The input =>
★ ★ ★ ★

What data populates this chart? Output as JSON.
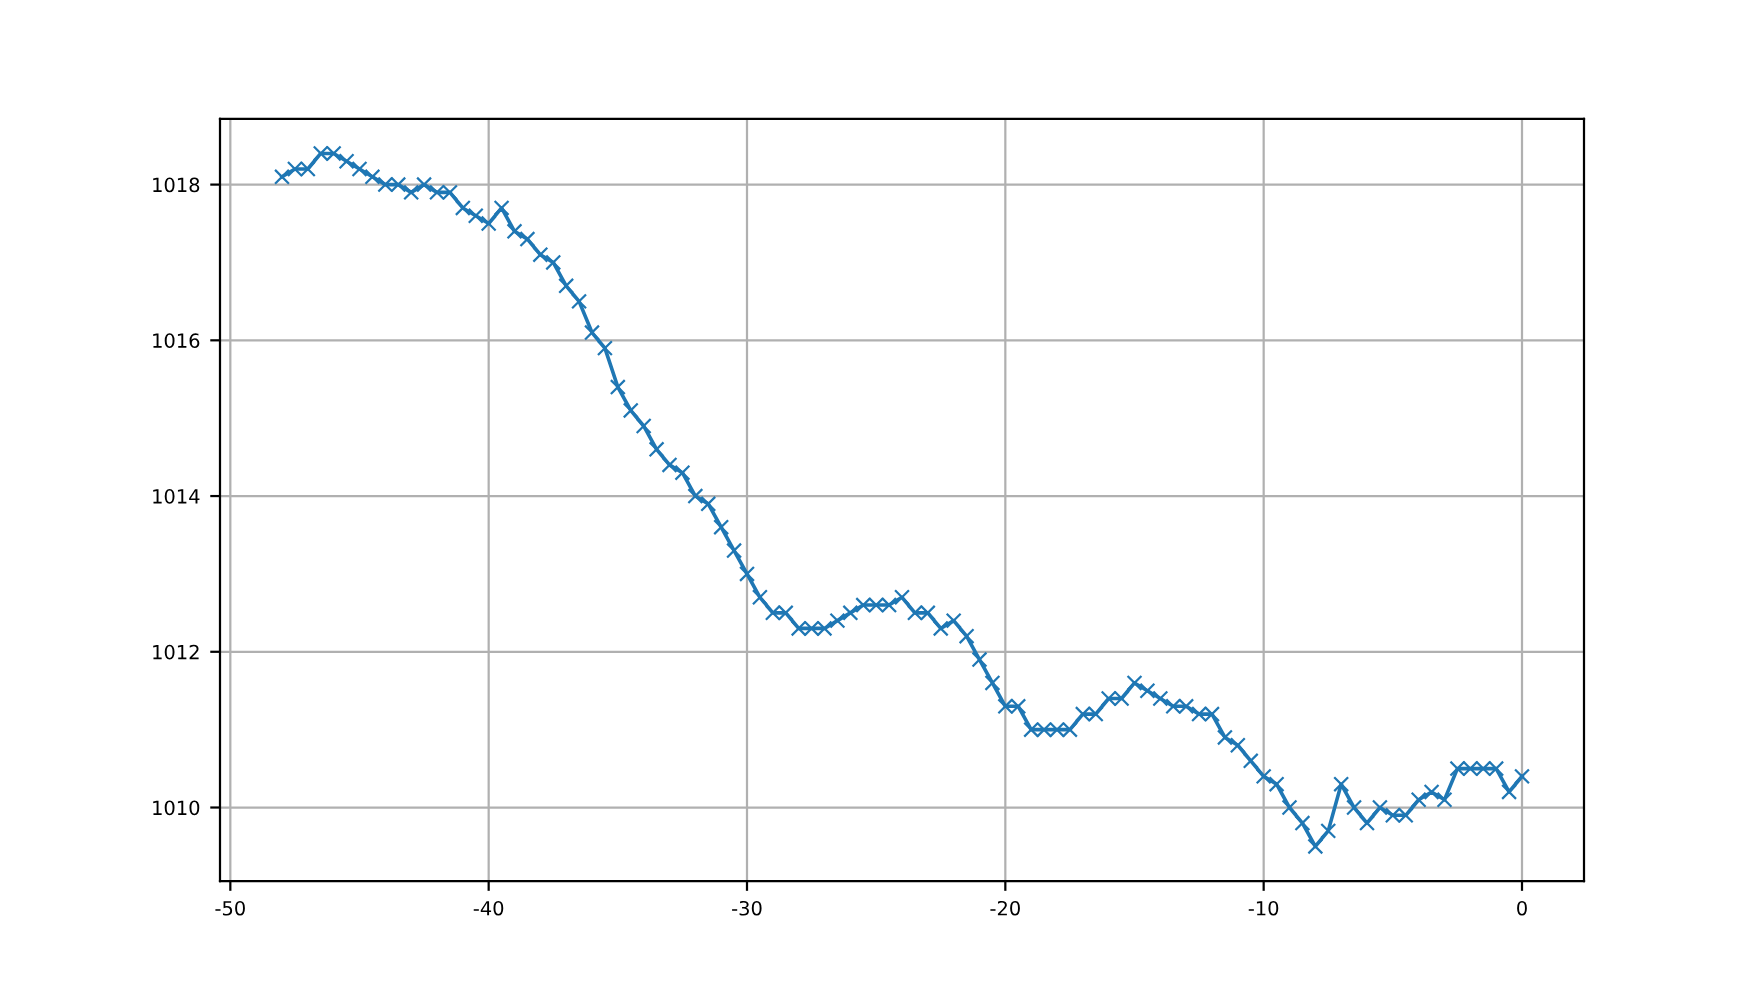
{
  "chart_data": {
    "type": "line",
    "x": [
      -48,
      -47.5,
      -47,
      -46.5,
      -46,
      -45.5,
      -45,
      -44.5,
      -44,
      -43.5,
      -43,
      -42.5,
      -42,
      -41.5,
      -41,
      -40.5,
      -40,
      -39.5,
      -39,
      -38.5,
      -38,
      -37.5,
      -37,
      -36.5,
      -36,
      -35.5,
      -35,
      -34.5,
      -34,
      -33.5,
      -33,
      -32.5,
      -32,
      -31.5,
      -31,
      -30.5,
      -30,
      -29.5,
      -29,
      -28.5,
      -28,
      -27.5,
      -27,
      -26.5,
      -26,
      -25.5,
      -25,
      -24.5,
      -24,
      -23.5,
      -23,
      -22.5,
      -22,
      -21.5,
      -21,
      -20.5,
      -20,
      -19.5,
      -19,
      -18.5,
      -18,
      -17.5,
      -17,
      -16.5,
      -16,
      -15.5,
      -15,
      -14.5,
      -14,
      -13.5,
      -13,
      -12.5,
      -12,
      -11.5,
      -11,
      -10.5,
      -10,
      -9.5,
      -9,
      -8.5,
      -8,
      -7.5,
      -7,
      -6.5,
      -6,
      -5.5,
      -5,
      -4.5,
      -4,
      -3.5,
      -3,
      -2.5,
      -2,
      -1.5,
      -1,
      -0.5,
      0
    ],
    "series": [
      {
        "color": "#1f77b4",
        "values": [
          1018.1,
          1018.2,
          1018.2,
          1018.4,
          1018.4,
          1018.3,
          1018.2,
          1018.1,
          1018.0,
          1018.0,
          1017.9,
          1018.0,
          1017.9,
          1017.9,
          1017.7,
          1017.6,
          1017.5,
          1017.7,
          1017.4,
          1017.3,
          1017.1,
          1017.0,
          1016.7,
          1016.5,
          1016.1,
          1015.9,
          1015.4,
          1015.1,
          1014.9,
          1014.6,
          1014.4,
          1014.3,
          1014.0,
          1013.9,
          1013.6,
          1013.3,
          1013.0,
          1012.7,
          1012.5,
          1012.5,
          1012.3,
          1012.3,
          1012.3,
          1012.4,
          1012.5,
          1012.6,
          1012.6,
          1012.6,
          1012.7,
          1012.5,
          1012.5,
          1012.3,
          1012.4,
          1012.2,
          1011.9,
          1011.6,
          1011.3,
          1011.3,
          1011.0,
          1011.0,
          1011.0,
          1011.0,
          1011.2,
          1011.2,
          1011.4,
          1011.4,
          1011.6,
          1011.5,
          1011.4,
          1011.3,
          1011.3,
          1011.2,
          1011.2,
          1010.9,
          1010.8,
          1010.6,
          1010.4,
          1010.3,
          1010.0,
          1009.8,
          1009.5,
          1009.7,
          1010.3,
          1010.0,
          1009.8,
          1010.0,
          1009.9,
          1009.9,
          1010.1,
          1010.2,
          1010.1,
          1010.5,
          1010.5,
          1010.5,
          1010.5,
          1010.2,
          1010.4
        ]
      }
    ],
    "xlim": [
      -50.4,
      2.4
    ],
    "ylim": [
      1009.055,
      1018.845
    ],
    "xticks": [
      -50,
      -40,
      -30,
      -20,
      -10,
      0
    ],
    "yticks": [
      1010,
      1012,
      1014,
      1016,
      1018
    ],
    "grid": true,
    "marker": "cross",
    "line_style": "solid",
    "legend": false
  }
}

★ ★ ★ ★

Task goal =>
Print the complete listing exactly as it stands, without its pictures.

Answer to this task =>
What data populates this chart? Output as JSON.
{
  "chart_data": {
    "type": "line",
    "x": [
      -48,
      -47.5,
      -47,
      -46.5,
      -46,
      -45.5,
      -45,
      -44.5,
      -44,
      -43.5,
      -43,
      -42.5,
      -42,
      -41.5,
      -41,
      -40.5,
      -40,
      -39.5,
      -39,
      -38.5,
      -38,
      -37.5,
      -37,
      -36.5,
      -36,
      -35.5,
      -35,
      -34.5,
      -34,
      -33.5,
      -33,
      -32.5,
      -32,
      -31.5,
      -31,
      -30.5,
      -30,
      -29.5,
      -29,
      -28.5,
      -28,
      -27.5,
      -27,
      -26.5,
      -26,
      -25.5,
      -25,
      -24.5,
      -24,
      -23.5,
      -23,
      -22.5,
      -22,
      -21.5,
      -21,
      -20.5,
      -20,
      -19.5,
      -19,
      -18.5,
      -18,
      -17.5,
      -17,
      -16.5,
      -16,
      -15.5,
      -15,
      -14.5,
      -14,
      -13.5,
      -13,
      -12.5,
      -12,
      -11.5,
      -11,
      -10.5,
      -10,
      -9.5,
      -9,
      -8.5,
      -8,
      -7.5,
      -7,
      -6.5,
      -6,
      -5.5,
      -5,
      -4.5,
      -4,
      -3.5,
      -3,
      -2.5,
      -2,
      -1.5,
      -1,
      -0.5,
      0
    ],
    "series": [
      {
        "color": "#1f77b4",
        "values": [
          1018.1,
          1018.2,
          1018.2,
          1018.4,
          1018.4,
          1018.3,
          1018.2,
          1018.1,
          1018.0,
          1018.0,
          1017.9,
          1018.0,
          1017.9,
          1017.9,
          1017.7,
          1017.6,
          1017.5,
          1017.7,
          1017.4,
          1017.3,
          1017.1,
          1017.0,
          1016.7,
          1016.5,
          1016.1,
          1015.9,
          1015.4,
          1015.1,
          1014.9,
          1014.6,
          1014.4,
          1014.3,
          1014.0,
          1013.9,
          1013.6,
          1013.3,
          1013.0,
          1012.7,
          1012.5,
          1012.5,
          1012.3,
          1012.3,
          1012.3,
          1012.4,
          1012.5,
          1012.6,
          1012.6,
          1012.6,
          1012.7,
          1012.5,
          1012.5,
          1012.3,
          1012.4,
          1012.2,
          1011.9,
          1011.6,
          1011.3,
          1011.3,
          1011.0,
          1011.0,
          1011.0,
          1011.0,
          1011.2,
          1011.2,
          1011.4,
          1011.4,
          1011.6,
          1011.5,
          1011.4,
          1011.3,
          1011.3,
          1011.2,
          1011.2,
          1010.9,
          1010.8,
          1010.6,
          1010.4,
          1010.3,
          1010.0,
          1009.8,
          1009.5,
          1009.7,
          1010.3,
          1010.0,
          1009.8,
          1010.0,
          1009.9,
          1009.9,
          1010.1,
          1010.2,
          1010.1,
          1010.5,
          1010.5,
          1010.5,
          1010.5,
          1010.2,
          1010.4
        ]
      }
    ],
    "xlim": [
      -50.4,
      2.4
    ],
    "ylim": [
      1009.055,
      1018.845
    ],
    "xticks": [
      -50,
      -40,
      -30,
      -20,
      -10,
      0
    ],
    "yticks": [
      1010,
      1012,
      1014,
      1016,
      1018
    ],
    "grid": true,
    "marker": "cross",
    "line_style": "solid",
    "legend": false
  }
}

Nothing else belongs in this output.